▶ [WHAT IS BEING ASKED] In the commentary on hiring discrimination below, condense the paragraph beginning "As disturbing as the allegations" into a shorter version that keeps its main points.

▶ [TEXT SECTION]
*****
The need for such codes arises, obviously, from the fact that it's illegal to select candidates based on their race or gender. And it would appear that some recruitment firms are desperate enough for business that they're willing to help clients flaunt those laws. One recruiting veteran sums up the situation as follows in the piece:
"As a recruiter, you get an HR director on the phone, and they tell you point blank, 'We want somebody in this age bracket, or this particular gender, currently has a job. We don't want to see a resume from anyone who's not working.' It happens all the time."
As disturbing as the allegations about racial and gender bias are—and reprehensible, if true—the part of that quote that most jobseekers should be concerned about is the sentence about weeding out applicants who aren't currently working. The reason: it's the only one that isn't illegal—and therefore the one that's most likely to directly affect you or someone you know.
At a time when 14.5 million Americans are unemployed—many of whom are simply victims of economic circumstance—it's completely absurd that companies would discriminate against those without jobs. Sure, you want to hire someone whose skills and experience are current. But the recruiter in the piece—himself someone who ranks among the unemployed seeking a job—lays out a rationale from companies that seems illogical at best:
"It's nearly impossible to get a job unless you already have a job. Companies will view you, especially people over 50 like me, they view you as somebody that's gonna require more money, that's not gonna be productive, or that might have some personal problems, because if you were a good employee you would have never lost your job in the first place."
*****
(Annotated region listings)
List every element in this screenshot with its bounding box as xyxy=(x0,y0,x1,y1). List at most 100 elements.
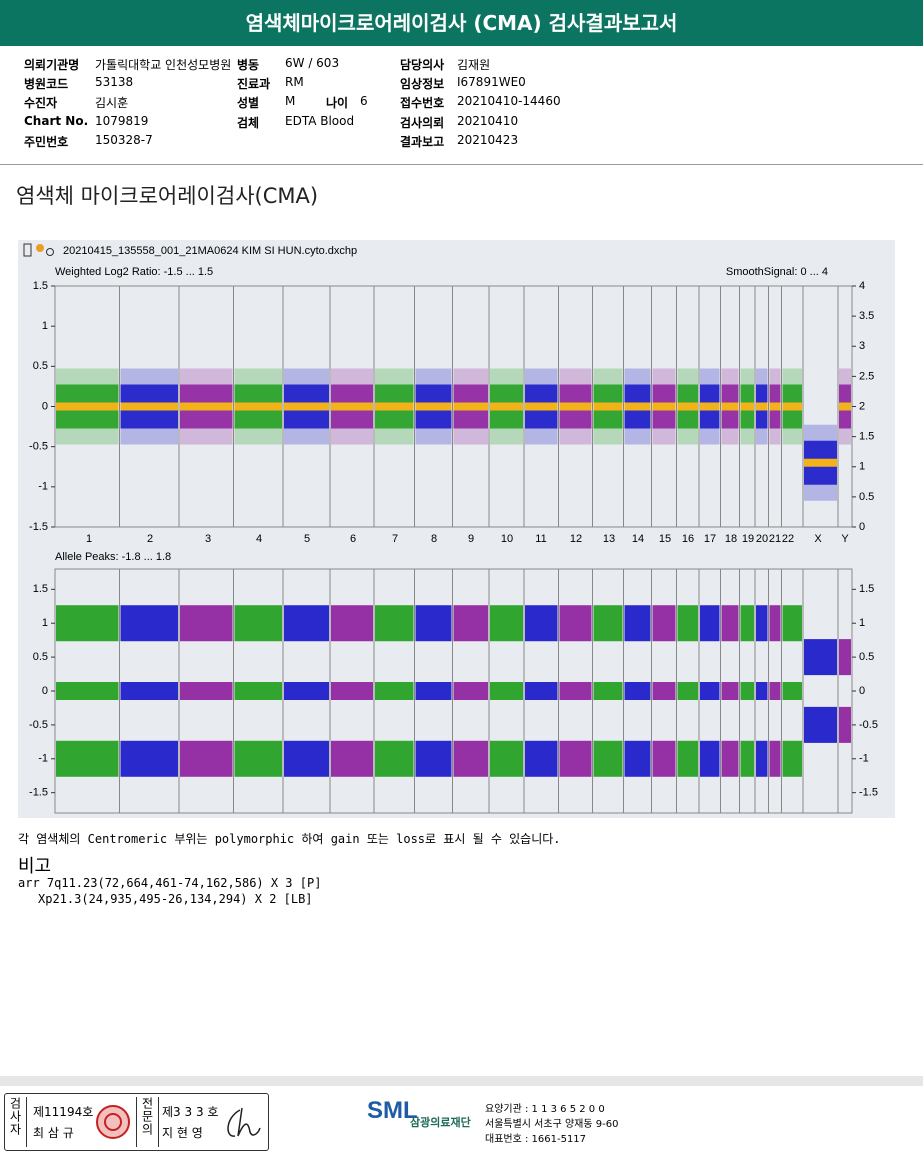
allele-band xyxy=(624,740,651,777)
lower-y-tick-label: -1 xyxy=(38,753,48,765)
allele-band xyxy=(700,605,720,642)
chromosome-label: 3 xyxy=(205,533,211,545)
allele-band xyxy=(839,706,851,743)
smooth-signal xyxy=(740,402,754,411)
allele-band xyxy=(593,740,623,777)
allele-band xyxy=(782,605,802,642)
allele-band xyxy=(782,682,802,700)
allele-band xyxy=(525,605,558,642)
info-value: 김시훈 xyxy=(95,96,129,110)
info-label: 나이 xyxy=(326,96,349,110)
allele-band xyxy=(415,682,452,700)
lower-label: Allele Peaks: -1.8 ... 1.8 xyxy=(55,551,171,563)
y-tick-label: 0 xyxy=(42,400,48,412)
allele-band xyxy=(740,605,754,642)
y2-tick-label: 0 xyxy=(859,521,865,533)
allele-band xyxy=(721,740,739,777)
allele-band xyxy=(453,740,488,777)
allele-band xyxy=(56,682,119,700)
allele-band xyxy=(559,605,592,642)
allele-band xyxy=(839,639,851,676)
allele-band xyxy=(756,740,768,777)
info-label: 병원코드 xyxy=(24,77,69,91)
smooth-signal xyxy=(677,402,698,411)
footer-band xyxy=(0,1076,923,1086)
info-label: 의뢰기관명 xyxy=(24,58,80,72)
allele-band xyxy=(652,605,676,642)
lower-y-tick-label: -1.5 xyxy=(29,787,48,799)
y-tick-label: -1.5 xyxy=(29,521,48,533)
allele-band xyxy=(234,740,282,777)
allele-band xyxy=(375,740,414,777)
lower-y2-tick-label: 1 xyxy=(859,617,865,629)
allele-band xyxy=(415,740,452,777)
allele-band xyxy=(677,605,698,642)
separator xyxy=(0,164,923,165)
smooth-signal xyxy=(120,402,178,411)
allele-band xyxy=(769,605,781,642)
lower-y2-tick-label: 0.5 xyxy=(859,651,874,663)
chromosome-label: 8 xyxy=(431,533,437,545)
chromosome-label: 14 xyxy=(632,533,644,545)
lower-y2-tick-label: 1.5 xyxy=(859,583,874,595)
allele-band xyxy=(804,639,837,676)
smooth-signal xyxy=(624,402,651,411)
smooth-signal xyxy=(782,402,802,411)
chromosome-label: 15 xyxy=(659,533,671,545)
info-value: 6W / 603 xyxy=(285,56,340,70)
allele-band xyxy=(559,740,592,777)
info-value: 6 xyxy=(360,94,368,108)
allele-band xyxy=(677,740,698,777)
allele-band xyxy=(721,605,739,642)
chromosome-label: 10 xyxy=(501,533,513,545)
lower-y-tick-label: 1.5 xyxy=(33,583,48,595)
smooth-signal xyxy=(652,402,676,411)
info-value: 20210410 xyxy=(457,114,519,128)
chromosome-label: 19 xyxy=(742,533,754,545)
allele-band xyxy=(652,682,676,700)
y-tick-label: -0.5 xyxy=(29,441,48,453)
allele-band xyxy=(490,605,523,642)
chromosome-label: 18 xyxy=(725,533,737,545)
info-value: RM xyxy=(285,75,304,89)
y2-tick-label: 3.5 xyxy=(859,310,874,322)
allele-band xyxy=(490,740,523,777)
chromosome-label: X xyxy=(814,533,822,545)
allele-band xyxy=(782,740,802,777)
allele-band xyxy=(234,605,282,642)
info-label: 수진자 xyxy=(24,96,58,110)
smooth-signal xyxy=(234,402,282,411)
examiner-label: 검사자 xyxy=(7,1097,27,1147)
report-title: 염색체마이크로어레이검사 (CMA) 검사결과보고서 xyxy=(0,0,923,46)
smooth-signal xyxy=(700,402,720,411)
icon xyxy=(36,244,44,252)
icon xyxy=(46,248,54,256)
lower-y2-tick-label: -1 xyxy=(859,753,869,765)
allele-band xyxy=(56,740,119,777)
footer-line: 요양기관 : 1 1 3 6 5 2 0 0 xyxy=(485,1104,605,1115)
allele-band xyxy=(721,682,739,700)
smooth-signal xyxy=(721,402,739,411)
chromosome-label: 13 xyxy=(603,533,615,545)
examiner-name: 최 삼 규 xyxy=(33,1126,74,1140)
allele-band xyxy=(769,740,781,777)
chromosome-label: 2 xyxy=(147,533,153,545)
info-label: 주민번호 xyxy=(24,135,69,149)
remark-line: arr 7q11.23(72,664,461-74,162,586) X 3 [… xyxy=(18,876,322,890)
lower-y-tick-label: -0.5 xyxy=(29,719,48,731)
allele-band xyxy=(593,682,623,700)
chromosome-label: 17 xyxy=(704,533,716,545)
allele-band xyxy=(331,740,373,777)
info-value: 20210423 xyxy=(457,133,519,147)
chromosome-label: 7 xyxy=(392,533,398,545)
chromosome-label: Y xyxy=(841,533,849,545)
allele-band xyxy=(415,605,452,642)
chromosome-label: 1 xyxy=(86,533,92,545)
info-label: 결과보고 xyxy=(400,135,445,149)
allele-band xyxy=(284,605,329,642)
info-label: 접수번호 xyxy=(400,96,445,110)
specialist-label: 전문의 xyxy=(136,1097,159,1147)
allele-band xyxy=(180,605,233,642)
allele-band xyxy=(769,682,781,700)
upper-label: Weighted Log2 Ratio: -1.5 ... 1.5 xyxy=(55,266,213,278)
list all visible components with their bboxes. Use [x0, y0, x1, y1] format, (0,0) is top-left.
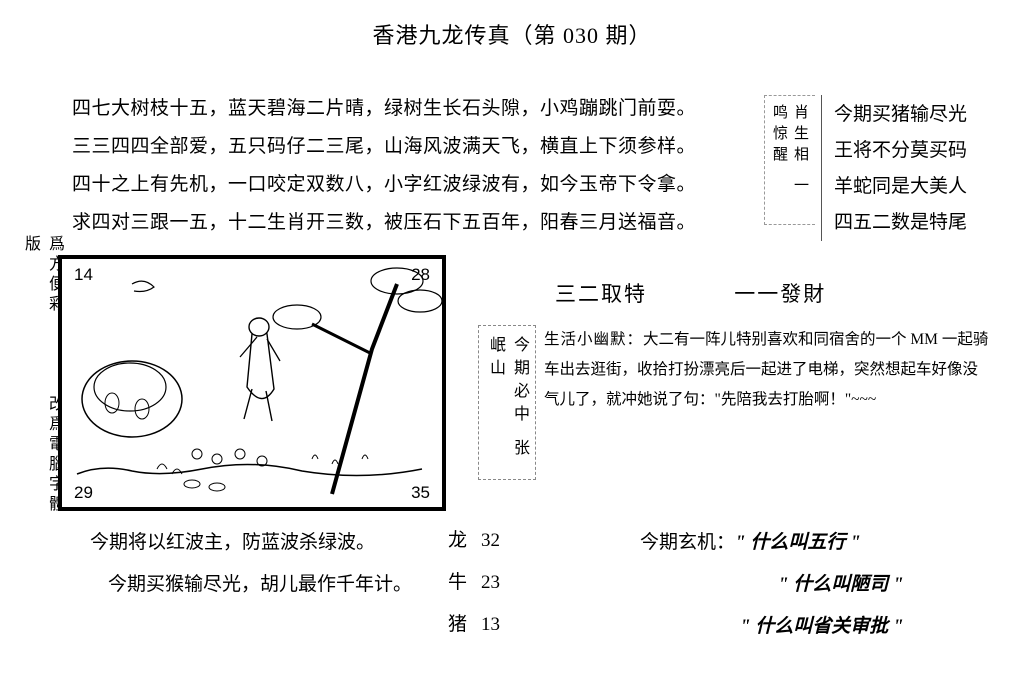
*****
▶ [EXERCISE OUTPUT] Claims of racial and gender bias are disturbing and, if true, reprehensible. However, the part of the recruiter's quote that should worry most jobseekers is the practice of screening out applicants who aren't currently employed. It is the only practice mentioned that isn't illegal, so it is the one most likely to affect you or someone you know.